◆ **Your objective**
In the records that follow, locate every line with "строительства" and extract it.

**** Input material ****

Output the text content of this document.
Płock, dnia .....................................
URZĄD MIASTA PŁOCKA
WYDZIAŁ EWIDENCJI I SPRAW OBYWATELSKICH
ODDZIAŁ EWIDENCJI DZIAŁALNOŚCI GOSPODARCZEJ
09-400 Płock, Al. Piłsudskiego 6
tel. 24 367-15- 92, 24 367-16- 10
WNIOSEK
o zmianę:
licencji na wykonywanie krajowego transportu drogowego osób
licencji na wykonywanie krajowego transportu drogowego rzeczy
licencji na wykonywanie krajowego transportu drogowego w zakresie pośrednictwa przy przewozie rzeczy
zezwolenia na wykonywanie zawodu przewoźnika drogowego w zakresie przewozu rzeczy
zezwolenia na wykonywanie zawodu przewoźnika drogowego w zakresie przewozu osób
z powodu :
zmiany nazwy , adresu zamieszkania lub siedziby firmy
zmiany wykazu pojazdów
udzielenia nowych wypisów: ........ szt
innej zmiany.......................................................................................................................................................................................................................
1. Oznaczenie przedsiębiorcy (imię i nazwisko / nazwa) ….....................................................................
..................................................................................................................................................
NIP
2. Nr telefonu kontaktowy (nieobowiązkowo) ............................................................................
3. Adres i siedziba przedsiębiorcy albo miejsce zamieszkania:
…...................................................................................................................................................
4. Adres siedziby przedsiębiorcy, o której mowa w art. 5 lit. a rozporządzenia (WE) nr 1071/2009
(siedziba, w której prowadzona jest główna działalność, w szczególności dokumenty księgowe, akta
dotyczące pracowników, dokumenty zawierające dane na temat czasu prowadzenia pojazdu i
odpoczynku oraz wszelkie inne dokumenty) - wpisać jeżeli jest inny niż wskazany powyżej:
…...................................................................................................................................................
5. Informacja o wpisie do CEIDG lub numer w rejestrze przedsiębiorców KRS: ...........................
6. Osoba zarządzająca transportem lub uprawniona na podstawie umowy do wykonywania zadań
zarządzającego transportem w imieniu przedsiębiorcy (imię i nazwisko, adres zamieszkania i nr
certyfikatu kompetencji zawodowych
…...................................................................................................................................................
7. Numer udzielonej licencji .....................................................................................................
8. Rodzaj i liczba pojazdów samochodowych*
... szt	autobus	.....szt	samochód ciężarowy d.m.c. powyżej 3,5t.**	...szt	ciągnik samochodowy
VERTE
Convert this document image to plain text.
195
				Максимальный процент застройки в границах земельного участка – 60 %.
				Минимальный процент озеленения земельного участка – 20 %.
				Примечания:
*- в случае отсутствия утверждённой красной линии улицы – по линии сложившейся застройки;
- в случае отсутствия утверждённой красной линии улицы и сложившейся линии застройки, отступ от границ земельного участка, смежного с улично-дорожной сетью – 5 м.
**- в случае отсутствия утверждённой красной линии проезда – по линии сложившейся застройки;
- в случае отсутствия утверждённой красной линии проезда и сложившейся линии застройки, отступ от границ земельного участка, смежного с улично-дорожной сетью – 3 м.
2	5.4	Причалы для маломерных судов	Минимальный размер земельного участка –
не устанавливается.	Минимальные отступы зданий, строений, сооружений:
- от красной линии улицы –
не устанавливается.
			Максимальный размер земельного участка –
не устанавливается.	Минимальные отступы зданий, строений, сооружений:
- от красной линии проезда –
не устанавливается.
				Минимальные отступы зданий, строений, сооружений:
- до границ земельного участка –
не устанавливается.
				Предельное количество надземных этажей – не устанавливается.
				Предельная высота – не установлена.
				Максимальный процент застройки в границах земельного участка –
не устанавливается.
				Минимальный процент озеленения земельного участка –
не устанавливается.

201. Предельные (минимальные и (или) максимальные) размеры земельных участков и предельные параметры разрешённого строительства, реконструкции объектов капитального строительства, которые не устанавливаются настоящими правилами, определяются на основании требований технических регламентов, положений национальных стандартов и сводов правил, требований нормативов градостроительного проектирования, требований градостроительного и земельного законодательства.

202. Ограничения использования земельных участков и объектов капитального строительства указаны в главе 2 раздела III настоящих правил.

****

◆ **The result**
201. Предельные (минимальные и (или) максимальные) размеры земельных участков и предельные параметры разрешённого строительства, реконструкции объектов капитального строительства, которые не устанавливаются настоящими правилами, определяются на основании требований технических регламентов, положений национальных стандартов и сводов правил, требований нормативов градостроительного проектирования, требований градостроительного и земельного законодательства.
202. Ограничения использования земельных участков и объектов капитального строительства указаны в главе 2 раздела III настоящих правил.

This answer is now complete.